[EXERCISE PASSAGE]:

**********

The asset-strategy view

For a fund or REIT, the sequence that follows from all this is straightforward to state and harder to execute well:

  1. Measure actual intensity per asset, not just EPC, and map each building against its CRREM pathway to find the real stranding dates across the portfolio.
  2. Prioritise solar where self-consumption is highest — assets with strong daytime load, or where a landlord-controlled common-parts supply lets the landlord both pay for and consume the generation without a split-incentive problem.
  3. Sequence the rollout so reductions land in time to show like-for-like improvement at the next GRESB cycle and to keep assets below their CRREM lines.
  4. Capture the value at exit. A lower-intensity, longer-runway asset commands a wider buyer pool and supports the green premium associated with high-rated commercial stock — explored in the green premium and asset value guide.

The financial return on the solar itself (typically a four-to-eight-year payback ex-VAT, with the business-rates exemption to 31 March 2035 and Annual Investment Allowance relief shaving time off) is the floor, not the ceiling. The strategic return is in the capital that stays accessible and the assets that stay lettable and financeable through the transition. To model the numbers for a specific portfolio, request a quote with your asset list and metered consumption data.

Frequently asked questions

Does on-site solar improve a GRESB score directly?

Yes, through the Performance Component. GRESB’s Performance Component is built on actual asset data — energy consumption, on-site renewable generation and greenhouse-gas emissions among them. On-site solar is reported both as renewable generation and through the reduction in purchased grid electricity and associated Scope 2 emissions that self-consumption produces. With 1,002 managers and over 150 institutional investors using GRESB in 2025, that measured improvement is read directly by the allocators a fund is trying to attract. The size of the gain depends on self-consumption: the more output used on site rather than exported, the larger the reduction the benchmark captures.

Why does CRREM use a different number from my EPC?

Because CRREM measures actual operational intensity, while an EPC is a modelled compliance rating. A commercial EPC is generated by the SBEM model on standardised assumptions about occupancy and operating hours; CRREM uses metered kWh/m²/yr and kgCO₂e/m²/yr from how the building actually runs. A property can hold a good EPC and still post a high real intensity — long trading hours or energy-intensive tenants will do it — and CRREM judges the stranding date on the real figure. This is why a fund must track both: the EPC for MEES legal compliance, the actual intensity for investor and lender transition-risk screens.

How does solar feed SFDR and TCFD reporting?

**********

[RECORDED DATA]:
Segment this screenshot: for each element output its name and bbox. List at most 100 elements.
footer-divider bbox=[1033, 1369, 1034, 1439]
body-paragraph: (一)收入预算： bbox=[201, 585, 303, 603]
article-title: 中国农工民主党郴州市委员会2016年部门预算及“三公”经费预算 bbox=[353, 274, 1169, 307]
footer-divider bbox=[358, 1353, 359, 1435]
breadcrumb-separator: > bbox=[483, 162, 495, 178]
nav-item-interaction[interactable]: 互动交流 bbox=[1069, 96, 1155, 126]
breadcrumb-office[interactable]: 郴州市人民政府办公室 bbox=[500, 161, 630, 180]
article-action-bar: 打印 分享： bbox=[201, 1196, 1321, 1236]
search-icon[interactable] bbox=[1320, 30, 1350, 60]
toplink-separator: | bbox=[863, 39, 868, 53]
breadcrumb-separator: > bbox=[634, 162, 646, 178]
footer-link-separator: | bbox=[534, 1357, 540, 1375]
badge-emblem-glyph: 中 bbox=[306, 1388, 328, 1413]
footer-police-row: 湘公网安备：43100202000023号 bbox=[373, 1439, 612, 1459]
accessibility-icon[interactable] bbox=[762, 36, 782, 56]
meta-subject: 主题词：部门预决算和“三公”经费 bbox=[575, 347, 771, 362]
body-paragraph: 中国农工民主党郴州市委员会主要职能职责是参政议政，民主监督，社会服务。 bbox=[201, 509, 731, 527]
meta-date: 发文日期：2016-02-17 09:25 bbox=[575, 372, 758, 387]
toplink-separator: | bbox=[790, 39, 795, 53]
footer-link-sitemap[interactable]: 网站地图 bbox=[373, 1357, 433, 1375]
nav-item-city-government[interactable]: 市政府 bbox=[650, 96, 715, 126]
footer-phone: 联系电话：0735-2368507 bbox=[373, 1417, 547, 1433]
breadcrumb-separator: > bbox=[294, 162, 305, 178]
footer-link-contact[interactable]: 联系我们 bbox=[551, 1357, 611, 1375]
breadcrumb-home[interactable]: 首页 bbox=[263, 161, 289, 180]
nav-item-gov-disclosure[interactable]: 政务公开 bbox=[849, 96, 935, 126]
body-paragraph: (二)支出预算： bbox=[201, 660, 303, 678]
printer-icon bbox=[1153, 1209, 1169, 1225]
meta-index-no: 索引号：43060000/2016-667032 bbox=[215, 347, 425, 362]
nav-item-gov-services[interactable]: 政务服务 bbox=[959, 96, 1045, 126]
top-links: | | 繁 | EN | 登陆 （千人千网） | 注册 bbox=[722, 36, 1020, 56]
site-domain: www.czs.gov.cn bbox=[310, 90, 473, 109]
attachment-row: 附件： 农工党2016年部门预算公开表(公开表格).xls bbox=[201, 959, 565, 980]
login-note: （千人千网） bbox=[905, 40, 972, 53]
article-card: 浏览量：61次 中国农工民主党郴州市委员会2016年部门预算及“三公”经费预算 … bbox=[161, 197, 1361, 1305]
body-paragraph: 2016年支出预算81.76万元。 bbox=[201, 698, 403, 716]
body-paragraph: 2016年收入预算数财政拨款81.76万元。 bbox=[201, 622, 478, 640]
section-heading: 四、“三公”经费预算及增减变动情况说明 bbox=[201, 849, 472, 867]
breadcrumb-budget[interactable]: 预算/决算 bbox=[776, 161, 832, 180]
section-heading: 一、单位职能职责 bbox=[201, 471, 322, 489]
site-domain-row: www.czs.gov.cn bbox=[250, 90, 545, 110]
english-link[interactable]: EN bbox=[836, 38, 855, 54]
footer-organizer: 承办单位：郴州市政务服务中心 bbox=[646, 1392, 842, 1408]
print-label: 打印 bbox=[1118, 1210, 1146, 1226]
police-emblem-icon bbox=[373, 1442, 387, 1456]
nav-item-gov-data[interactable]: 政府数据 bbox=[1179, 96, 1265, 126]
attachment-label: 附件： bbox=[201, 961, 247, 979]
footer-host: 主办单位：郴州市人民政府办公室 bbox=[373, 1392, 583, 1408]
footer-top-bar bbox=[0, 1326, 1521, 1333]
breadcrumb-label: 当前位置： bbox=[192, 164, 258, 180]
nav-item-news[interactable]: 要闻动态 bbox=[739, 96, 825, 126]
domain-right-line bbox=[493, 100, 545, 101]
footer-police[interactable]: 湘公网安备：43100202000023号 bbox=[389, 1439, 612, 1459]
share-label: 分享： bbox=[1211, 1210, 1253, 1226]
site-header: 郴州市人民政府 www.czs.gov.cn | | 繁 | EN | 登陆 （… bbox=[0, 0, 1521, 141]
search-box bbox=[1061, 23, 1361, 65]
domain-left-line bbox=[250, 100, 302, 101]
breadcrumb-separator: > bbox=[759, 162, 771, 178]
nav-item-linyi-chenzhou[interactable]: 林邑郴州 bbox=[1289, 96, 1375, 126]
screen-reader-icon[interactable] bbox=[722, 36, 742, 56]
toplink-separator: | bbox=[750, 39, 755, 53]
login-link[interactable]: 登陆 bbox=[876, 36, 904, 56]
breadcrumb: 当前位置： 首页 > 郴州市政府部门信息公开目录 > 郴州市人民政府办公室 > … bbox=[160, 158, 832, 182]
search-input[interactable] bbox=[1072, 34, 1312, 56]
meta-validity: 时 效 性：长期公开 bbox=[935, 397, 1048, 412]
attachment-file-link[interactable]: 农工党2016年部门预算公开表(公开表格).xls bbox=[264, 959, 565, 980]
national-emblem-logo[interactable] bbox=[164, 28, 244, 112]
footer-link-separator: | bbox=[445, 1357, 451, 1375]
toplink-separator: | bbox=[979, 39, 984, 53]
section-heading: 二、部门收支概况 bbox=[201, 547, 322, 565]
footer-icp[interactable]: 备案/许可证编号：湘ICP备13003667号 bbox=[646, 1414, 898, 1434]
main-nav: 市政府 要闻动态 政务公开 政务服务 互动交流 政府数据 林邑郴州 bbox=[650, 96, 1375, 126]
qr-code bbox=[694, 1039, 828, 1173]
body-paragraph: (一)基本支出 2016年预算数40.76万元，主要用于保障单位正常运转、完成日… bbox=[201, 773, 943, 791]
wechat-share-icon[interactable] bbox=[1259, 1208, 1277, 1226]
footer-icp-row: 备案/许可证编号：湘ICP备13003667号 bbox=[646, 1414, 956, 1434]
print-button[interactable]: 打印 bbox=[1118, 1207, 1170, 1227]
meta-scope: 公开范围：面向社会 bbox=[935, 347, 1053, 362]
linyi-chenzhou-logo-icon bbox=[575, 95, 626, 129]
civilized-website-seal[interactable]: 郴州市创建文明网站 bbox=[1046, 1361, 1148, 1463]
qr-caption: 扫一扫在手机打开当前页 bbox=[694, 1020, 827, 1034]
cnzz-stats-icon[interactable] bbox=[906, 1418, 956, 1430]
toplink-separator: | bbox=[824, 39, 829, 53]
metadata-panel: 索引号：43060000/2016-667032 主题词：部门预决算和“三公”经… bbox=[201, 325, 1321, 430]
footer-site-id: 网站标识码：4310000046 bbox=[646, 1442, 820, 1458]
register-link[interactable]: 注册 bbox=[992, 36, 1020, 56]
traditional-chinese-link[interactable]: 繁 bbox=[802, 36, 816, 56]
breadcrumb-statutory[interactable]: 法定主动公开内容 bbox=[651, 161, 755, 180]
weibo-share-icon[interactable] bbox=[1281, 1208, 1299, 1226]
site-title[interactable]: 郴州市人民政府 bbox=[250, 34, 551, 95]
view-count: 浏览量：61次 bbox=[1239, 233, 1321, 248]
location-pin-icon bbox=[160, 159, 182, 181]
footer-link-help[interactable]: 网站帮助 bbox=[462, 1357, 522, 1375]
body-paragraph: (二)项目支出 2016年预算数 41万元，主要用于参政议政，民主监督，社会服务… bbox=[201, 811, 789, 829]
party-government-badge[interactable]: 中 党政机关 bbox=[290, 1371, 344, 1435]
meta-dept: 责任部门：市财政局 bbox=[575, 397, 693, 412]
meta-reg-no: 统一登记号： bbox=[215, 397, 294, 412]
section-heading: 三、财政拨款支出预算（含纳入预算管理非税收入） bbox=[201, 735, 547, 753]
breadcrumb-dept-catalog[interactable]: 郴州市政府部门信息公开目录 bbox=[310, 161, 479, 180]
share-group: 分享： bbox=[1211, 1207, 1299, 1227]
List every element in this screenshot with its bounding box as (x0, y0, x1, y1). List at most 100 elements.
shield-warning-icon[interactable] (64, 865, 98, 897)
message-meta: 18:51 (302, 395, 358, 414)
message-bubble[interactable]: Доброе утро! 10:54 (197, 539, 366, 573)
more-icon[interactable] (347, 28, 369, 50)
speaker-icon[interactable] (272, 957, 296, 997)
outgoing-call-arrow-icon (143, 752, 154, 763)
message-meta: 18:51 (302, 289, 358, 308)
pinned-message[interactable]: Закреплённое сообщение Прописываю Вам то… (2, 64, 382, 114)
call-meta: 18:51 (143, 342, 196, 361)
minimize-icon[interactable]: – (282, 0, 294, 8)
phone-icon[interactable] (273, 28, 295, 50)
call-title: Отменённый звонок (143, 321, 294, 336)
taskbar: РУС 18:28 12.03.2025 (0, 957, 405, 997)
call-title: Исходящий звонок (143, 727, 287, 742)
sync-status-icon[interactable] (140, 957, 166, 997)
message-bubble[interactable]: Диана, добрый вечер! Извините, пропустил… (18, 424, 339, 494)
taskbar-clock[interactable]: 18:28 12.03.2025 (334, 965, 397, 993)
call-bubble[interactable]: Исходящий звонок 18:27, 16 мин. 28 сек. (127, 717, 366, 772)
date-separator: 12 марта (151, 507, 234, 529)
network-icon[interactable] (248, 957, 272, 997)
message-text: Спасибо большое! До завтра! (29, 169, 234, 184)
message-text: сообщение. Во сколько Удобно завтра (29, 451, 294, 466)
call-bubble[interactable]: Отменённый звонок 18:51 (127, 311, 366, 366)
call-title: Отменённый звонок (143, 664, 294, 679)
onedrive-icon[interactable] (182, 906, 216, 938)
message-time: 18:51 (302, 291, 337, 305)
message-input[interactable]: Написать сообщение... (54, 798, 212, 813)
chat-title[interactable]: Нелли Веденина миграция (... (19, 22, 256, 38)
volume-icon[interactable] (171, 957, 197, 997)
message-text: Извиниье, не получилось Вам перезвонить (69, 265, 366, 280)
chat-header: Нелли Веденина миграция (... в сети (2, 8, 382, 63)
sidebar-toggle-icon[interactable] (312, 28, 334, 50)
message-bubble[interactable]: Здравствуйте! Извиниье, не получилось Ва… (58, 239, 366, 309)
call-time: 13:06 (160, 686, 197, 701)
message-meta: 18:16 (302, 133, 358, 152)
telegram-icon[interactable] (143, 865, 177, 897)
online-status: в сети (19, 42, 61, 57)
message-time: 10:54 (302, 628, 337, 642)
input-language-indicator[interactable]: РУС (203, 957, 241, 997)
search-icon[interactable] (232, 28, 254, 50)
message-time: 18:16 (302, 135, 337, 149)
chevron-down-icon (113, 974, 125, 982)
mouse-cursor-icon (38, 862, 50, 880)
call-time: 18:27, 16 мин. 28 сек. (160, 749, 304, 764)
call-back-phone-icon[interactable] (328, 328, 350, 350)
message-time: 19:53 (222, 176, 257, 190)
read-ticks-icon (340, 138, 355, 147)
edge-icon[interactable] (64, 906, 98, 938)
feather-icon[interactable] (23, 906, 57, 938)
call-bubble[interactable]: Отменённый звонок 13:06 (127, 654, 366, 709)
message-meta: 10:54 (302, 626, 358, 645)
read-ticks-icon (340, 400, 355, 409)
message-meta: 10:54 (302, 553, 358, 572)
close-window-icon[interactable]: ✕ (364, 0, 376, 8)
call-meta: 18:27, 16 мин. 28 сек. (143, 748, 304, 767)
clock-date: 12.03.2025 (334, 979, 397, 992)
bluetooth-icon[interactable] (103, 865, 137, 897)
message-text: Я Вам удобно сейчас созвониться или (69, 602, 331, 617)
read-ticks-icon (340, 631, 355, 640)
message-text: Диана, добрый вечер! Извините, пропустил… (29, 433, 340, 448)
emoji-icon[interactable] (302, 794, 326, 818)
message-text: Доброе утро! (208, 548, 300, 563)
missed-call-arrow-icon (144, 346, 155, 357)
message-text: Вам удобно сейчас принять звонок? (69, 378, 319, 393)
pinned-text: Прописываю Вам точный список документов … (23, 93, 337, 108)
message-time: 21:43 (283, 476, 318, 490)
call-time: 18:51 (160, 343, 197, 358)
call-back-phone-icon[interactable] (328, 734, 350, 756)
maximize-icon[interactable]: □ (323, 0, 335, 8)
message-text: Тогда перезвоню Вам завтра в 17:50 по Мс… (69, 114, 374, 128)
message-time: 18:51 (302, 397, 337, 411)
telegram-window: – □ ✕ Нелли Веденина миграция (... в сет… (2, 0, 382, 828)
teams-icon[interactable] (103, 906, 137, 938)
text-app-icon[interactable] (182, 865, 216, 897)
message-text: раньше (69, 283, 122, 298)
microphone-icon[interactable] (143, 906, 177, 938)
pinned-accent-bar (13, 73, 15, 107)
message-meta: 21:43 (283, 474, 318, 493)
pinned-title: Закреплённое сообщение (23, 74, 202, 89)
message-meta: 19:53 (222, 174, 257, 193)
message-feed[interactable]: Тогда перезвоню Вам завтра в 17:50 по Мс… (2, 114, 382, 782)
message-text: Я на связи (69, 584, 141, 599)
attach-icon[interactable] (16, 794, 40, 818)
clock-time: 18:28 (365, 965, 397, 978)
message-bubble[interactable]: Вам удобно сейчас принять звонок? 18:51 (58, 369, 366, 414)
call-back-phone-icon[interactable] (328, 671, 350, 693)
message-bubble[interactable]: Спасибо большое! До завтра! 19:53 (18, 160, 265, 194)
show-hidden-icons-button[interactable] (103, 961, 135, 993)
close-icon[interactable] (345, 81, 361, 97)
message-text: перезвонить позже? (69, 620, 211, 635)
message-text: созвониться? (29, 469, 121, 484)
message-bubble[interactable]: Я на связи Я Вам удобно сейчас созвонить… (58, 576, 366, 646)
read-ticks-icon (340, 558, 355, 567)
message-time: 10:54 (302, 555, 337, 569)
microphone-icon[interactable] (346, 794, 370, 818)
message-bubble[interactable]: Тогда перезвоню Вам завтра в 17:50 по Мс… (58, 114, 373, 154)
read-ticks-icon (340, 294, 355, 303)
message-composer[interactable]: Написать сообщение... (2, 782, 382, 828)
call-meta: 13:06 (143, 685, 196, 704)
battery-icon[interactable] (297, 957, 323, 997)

**********

Answer these from the passage on solar and asset strategy:
(a) Until what date does the business-rates exemption for solar run?
(b) How many managers used GRESB in 2025?
(c) Which model generates a commercial EPC?
The listing is not needed for this work.

(a) 31 March 2035
(b) 1,002
(c) The SBEM model